=== WRITTEN PROBLEM ===
The records below must be duplicated exactly, character for character.

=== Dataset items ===
=-=-=-=-=
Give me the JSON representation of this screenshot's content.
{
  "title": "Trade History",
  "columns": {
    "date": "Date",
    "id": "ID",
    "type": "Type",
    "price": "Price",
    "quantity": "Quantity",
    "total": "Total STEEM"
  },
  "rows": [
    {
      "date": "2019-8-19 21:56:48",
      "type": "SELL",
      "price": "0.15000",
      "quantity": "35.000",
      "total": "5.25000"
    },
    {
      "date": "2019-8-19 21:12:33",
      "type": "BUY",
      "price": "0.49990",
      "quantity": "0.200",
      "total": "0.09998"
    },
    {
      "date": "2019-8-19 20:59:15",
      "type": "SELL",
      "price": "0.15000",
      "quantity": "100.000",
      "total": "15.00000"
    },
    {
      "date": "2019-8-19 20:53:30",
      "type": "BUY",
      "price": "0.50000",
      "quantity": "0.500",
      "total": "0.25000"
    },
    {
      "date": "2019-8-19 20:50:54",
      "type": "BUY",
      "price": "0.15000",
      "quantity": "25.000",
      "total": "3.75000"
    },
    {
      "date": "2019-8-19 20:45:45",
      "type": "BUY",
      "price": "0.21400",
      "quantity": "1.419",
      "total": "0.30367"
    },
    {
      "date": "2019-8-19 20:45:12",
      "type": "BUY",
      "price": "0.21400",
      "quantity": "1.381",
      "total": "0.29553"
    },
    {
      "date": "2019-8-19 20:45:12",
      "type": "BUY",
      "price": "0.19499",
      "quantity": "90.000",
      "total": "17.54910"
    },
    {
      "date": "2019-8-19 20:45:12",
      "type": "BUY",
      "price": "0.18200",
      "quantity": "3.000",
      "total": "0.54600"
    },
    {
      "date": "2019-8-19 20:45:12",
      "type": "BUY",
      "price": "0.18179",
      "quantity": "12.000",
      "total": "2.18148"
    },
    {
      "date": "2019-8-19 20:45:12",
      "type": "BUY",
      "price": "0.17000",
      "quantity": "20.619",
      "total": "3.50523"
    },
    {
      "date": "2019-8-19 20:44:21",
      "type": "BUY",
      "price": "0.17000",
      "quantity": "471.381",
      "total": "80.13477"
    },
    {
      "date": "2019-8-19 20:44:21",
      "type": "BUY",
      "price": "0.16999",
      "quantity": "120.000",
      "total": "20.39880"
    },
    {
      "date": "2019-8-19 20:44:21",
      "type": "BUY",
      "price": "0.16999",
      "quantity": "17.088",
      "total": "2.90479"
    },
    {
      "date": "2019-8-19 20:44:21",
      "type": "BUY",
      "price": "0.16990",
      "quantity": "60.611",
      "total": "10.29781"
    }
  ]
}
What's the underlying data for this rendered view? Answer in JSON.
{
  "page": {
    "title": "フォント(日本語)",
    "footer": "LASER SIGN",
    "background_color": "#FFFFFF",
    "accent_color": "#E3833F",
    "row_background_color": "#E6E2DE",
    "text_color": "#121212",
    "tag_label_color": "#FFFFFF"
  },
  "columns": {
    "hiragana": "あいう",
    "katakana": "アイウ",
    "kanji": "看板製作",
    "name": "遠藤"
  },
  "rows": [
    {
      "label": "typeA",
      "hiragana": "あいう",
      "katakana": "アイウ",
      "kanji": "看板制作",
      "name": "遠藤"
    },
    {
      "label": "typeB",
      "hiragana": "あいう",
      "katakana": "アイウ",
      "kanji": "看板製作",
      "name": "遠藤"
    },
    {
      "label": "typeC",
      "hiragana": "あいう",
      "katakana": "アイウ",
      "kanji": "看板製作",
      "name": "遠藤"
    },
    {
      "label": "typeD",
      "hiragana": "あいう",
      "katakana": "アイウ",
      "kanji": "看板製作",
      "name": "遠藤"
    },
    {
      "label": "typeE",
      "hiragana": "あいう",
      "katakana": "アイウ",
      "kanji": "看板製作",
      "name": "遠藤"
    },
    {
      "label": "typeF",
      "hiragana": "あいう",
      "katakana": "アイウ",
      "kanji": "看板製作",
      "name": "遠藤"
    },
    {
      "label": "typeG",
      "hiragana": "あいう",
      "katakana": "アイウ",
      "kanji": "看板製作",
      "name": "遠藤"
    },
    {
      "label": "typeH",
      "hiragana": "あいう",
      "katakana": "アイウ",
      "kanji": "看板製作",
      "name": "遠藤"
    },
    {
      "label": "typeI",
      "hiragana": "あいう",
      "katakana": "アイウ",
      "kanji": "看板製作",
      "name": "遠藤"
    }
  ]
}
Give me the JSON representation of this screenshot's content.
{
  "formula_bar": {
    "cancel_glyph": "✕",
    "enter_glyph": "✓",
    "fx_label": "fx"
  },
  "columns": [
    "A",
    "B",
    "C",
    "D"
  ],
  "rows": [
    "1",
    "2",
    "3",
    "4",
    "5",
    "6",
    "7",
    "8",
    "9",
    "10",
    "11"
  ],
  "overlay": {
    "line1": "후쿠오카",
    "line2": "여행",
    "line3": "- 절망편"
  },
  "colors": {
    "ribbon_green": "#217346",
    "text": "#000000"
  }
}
=-=-=-=-=
=== ANSWER FOR THE TASK ===
Give me the JSON representation of this screenshot's content.
{
  "title": "Trade History",
  "columns": {
    "date": "Date",
    "id": "ID",
    "type": "Type",
    "price": "Price",
    "quantity": "Quantity",
    "total": "Total STEEM"
  },
  "rows": [
    {
      "date": "2019-8-19 21:56:48",
      "type": "SELL",
      "price": "0.15000",
      "quantity": "35.000",
      "total": "5.25000"
    },
    {
      "date": "2019-8-19 21:12:33",
      "type": "BUY",
      "price": "0.49990",
      "quantity": "0.200",
      "total": "0.09998"
    },
    {
      "date": "2019-8-19 20:59:15",
      "type": "SELL",
      "price": "0.15000",
      "quantity": "100.000",
      "total": "15.00000"
    },
    {
      "date": "2019-8-19 20:53:30",
      "type": "BUY",
      "price": "0.50000",
      "quantity": "0.500",
      "total": "0.25000"
    },
    {
      "date": "2019-8-19 20:50:54",
      "type": "BUY",
      "price": "0.15000",
      "quantity": "25.000",
      "total": "3.75000"
    },
    {
      "date": "2019-8-19 20:45:45",
      "type": "BUY",
      "price": "0.21400",
      "quantity": "1.419",
      "total": "0.30367"
    },
    {
      "date": "2019-8-19 20:45:12",
      "type": "BUY",
      "price": "0.21400",
      "quantity": "1.381",
      "total": "0.29553"
    },
    {
      "date": "2019-8-19 20:45:12",
      "type": "BUY",
      "price": "0.19499",
      "quantity": "90.000",
      "total": "17.54910"
    },
    {
      "date": "2019-8-19 20:45:12",
      "type": "BUY",
      "price": "0.18200",
      "quantity": "3.000",
      "total": "0.54600"
    },
    {
      "date": "2019-8-19 20:45:12",
      "type": "BUY",
      "price": "0.18179",
      "quantity": "12.000",
      "total": "2.18148"
    },
    {
      "date": "2019-8-19 20:45:12",
      "type": "BUY",
      "price": "0.17000",
      "quantity": "20.619",
      "total": "3.50523"
    },
    {
      "date": "2019-8-19 20:44:21",
      "type": "BUY",
      "price": "0.17000",
      "quantity": "471.381",
      "total": "80.13477"
    },
    {
      "date": "2019-8-19 20:44:21",
      "type": "BUY",
      "price": "0.16999",
      "quantity": "120.000",
      "total": "20.39880"
    },
    {
      "date": "2019-8-19 20:44:21",
      "type": "BUY",
      "price": "0.16999",
      "quantity": "17.088",
      "total": "2.90479"
    },
    {
      "date": "2019-8-19 20:44:21",
      "type": "BUY",
      "price": "0.16990",
      "quantity": "60.611",
      "total": "10.29781"
    }
  ]
}
What's the underlying data for this rendered view? Answer in JSON.
{
  "page": {
    "title": "フォント(日本語)",
    "footer": "LASER SIGN",
    "background_color": "#FFFFFF",
    "accent_color": "#E3833F",
    "row_background_color": "#E6E2DE",
    "text_color": "#121212",
    "tag_label_color": "#FFFFFF"
  },
  "columns": {
    "hiragana": "あいう",
    "katakana": "アイウ",
    "kanji": "看板製作",
    "name": "遠藤"
  },
  "rows": [
    {
      "label": "typeA",
      "hiragana": "あいう",
      "katakana": "アイウ",
      "kanji": "看板制作",
      "name": "遠藤"
    },
    {
      "label": "typeB",
      "hiragana": "あいう",
      "katakana": "アイウ",
      "kanji": "看板製作",
      "name": "遠藤"
    },
    {
      "label": "typeC",
      "hiragana": "あいう",
      "katakana": "アイウ",
      "kanji": "看板製作",
      "name": "遠藤"
    },
    {
      "label": "typeD",
      "hiragana": "あいう",
      "katakana": "アイウ",
      "kanji": "看板製作",
      "name": "遠藤"
    },
    {
      "label": "typeE",
      "hiragana": "あいう",
      "katakana": "アイウ",
      "kanji": "看板製作",
      "name": "遠藤"
    },
    {
      "label": "typeF",
      "hiragana": "あいう",
      "katakana": "アイウ",
      "kanji": "看板製作",
      "name": "遠藤"
    },
    {
      "label": "typeG",
      "hiragana": "あいう",
      "katakana": "アイウ",
      "kanji": "看板製作",
      "name": "遠藤"
    },
    {
      "label": "typeH",
      "hiragana": "あいう",
      "katakana": "アイウ",
      "kanji": "看板製作",
      "name": "遠藤"
    },
    {
      "label": "typeI",
      "hiragana": "あいう",
      "katakana": "アイウ",
      "kanji": "看板製作",
      "name": "遠藤"
    }
  ]
}
Give me the JSON representation of this screenshot's content.
{
  "formula_bar": {
    "cancel_glyph": "✕",
    "enter_glyph": "✓",
    "fx_label": "fx"
  },
  "columns": [
    "A",
    "B",
    "C",
    "D"
  ],
  "rows": [
    "1",
    "2",
    "3",
    "4",
    "5",
    "6",
    "7",
    "8",
    "9",
    "10",
    "11"
  ],
  "overlay": {
    "line1": "후쿠오카",
    "line2": "여행",
    "line3": "- 절망편"
  },
  "colors": {
    "ribbon_green": "#217346",
    "text": "#000000"
  }
}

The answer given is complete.